### Task instructions
From the listing below, return each line that includes "Троицы".

### Extracted records
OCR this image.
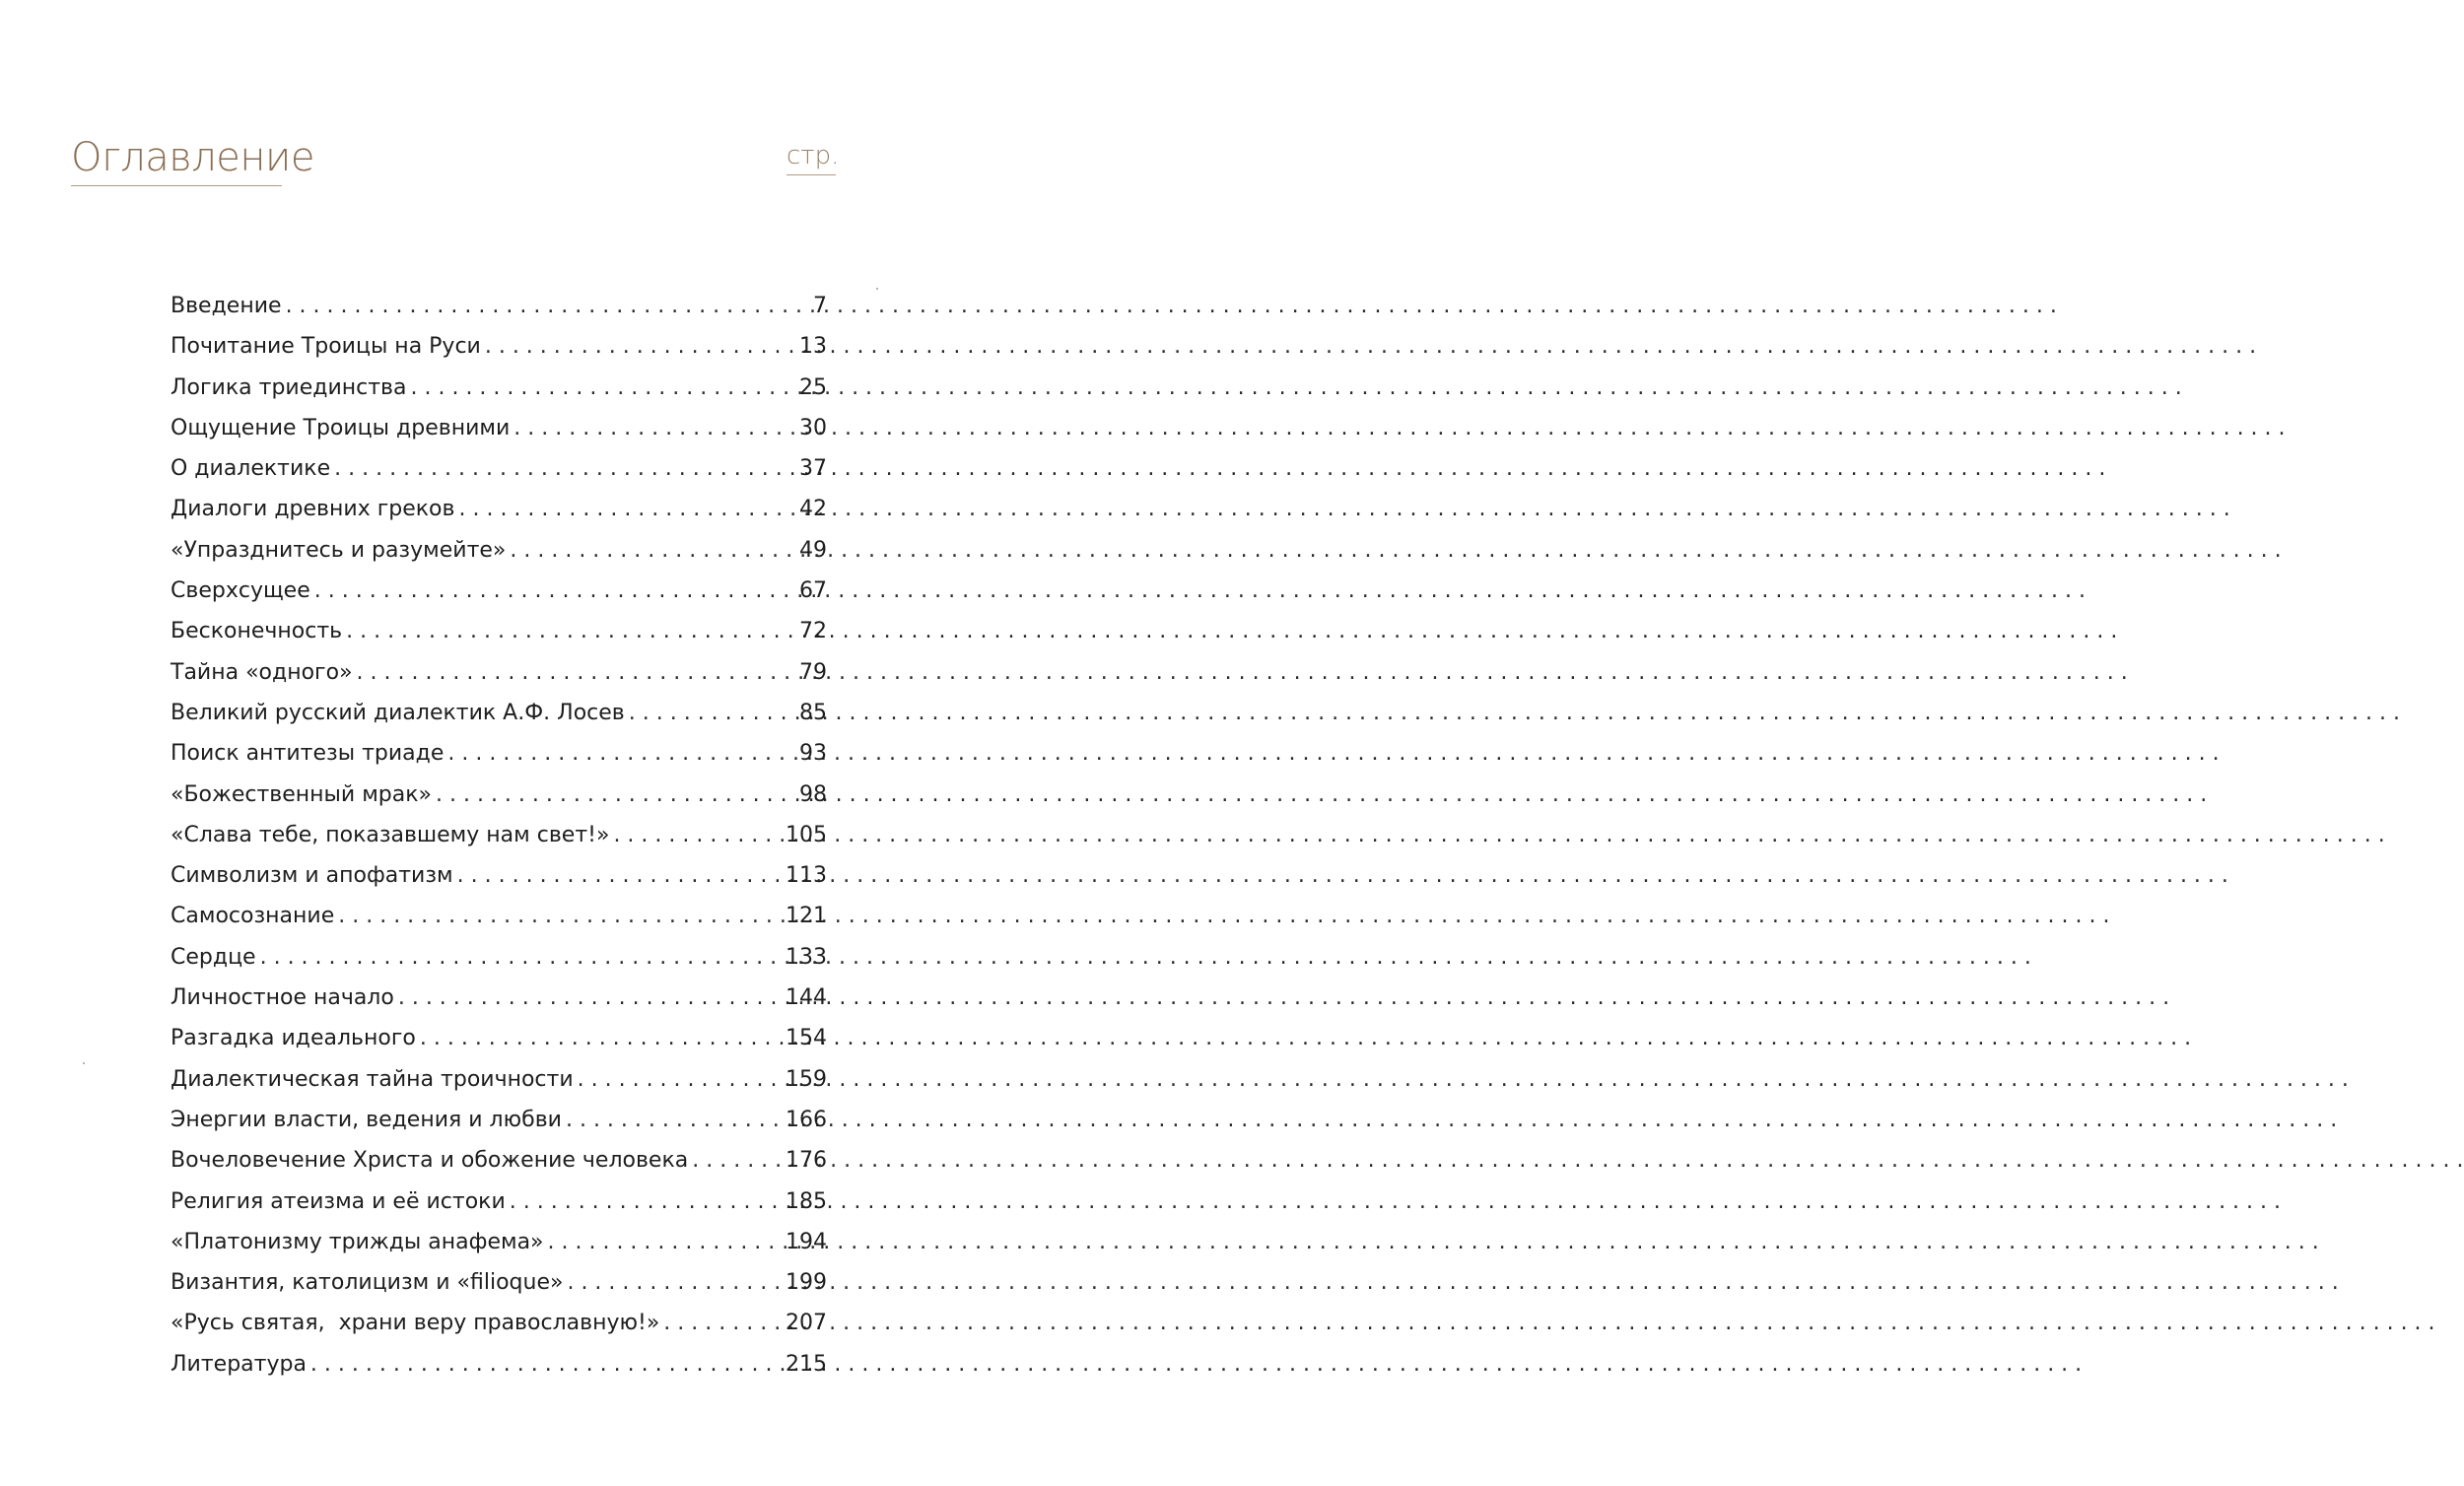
Оглавление	стр.
Введение . . .	7
Почитание Троицы на Руси . . .	13
Логика триединства . . .	25
Ощущение Троицы древними . . .	30
О диалектике . . .	37
Диалоги древних греков . . .	42
«Упразднитесь и разумейте» . . .	49
Сверхсущее . . .	67
Бесконечность . . .	72
Тайна «одного» . . .	79
Великий русский диалектик А.Ф. Лосев . . .	85
Поиск антитезы триаде . . .	93
«Божественный мрак» . . .	98
«Слава тебе, показавшему нам свет!» . . .	105
Символизм и апофатизм . . .	113
Самосознание . . .	121
Сердце . . .	133
Личностное начало . . .	144
Разгадка идеального . . .	154
Диалектическая тайна троичности . . .	159
Энергии власти, ведения и любви . . .	166
Вочеловечение Христа и обожение человека . . .	176
Религия атеизма и её истоки . . .	185
«Платонизму трижды анафема» . . .	194
Византия, католицизм и «filioque» . . .	199
«Русь святая,  храни веру православную!» . . .	207
Литература . . .	215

### Result
Почитание Троицы на Руси . . .	13
Ощущение Троицы древними . . .	30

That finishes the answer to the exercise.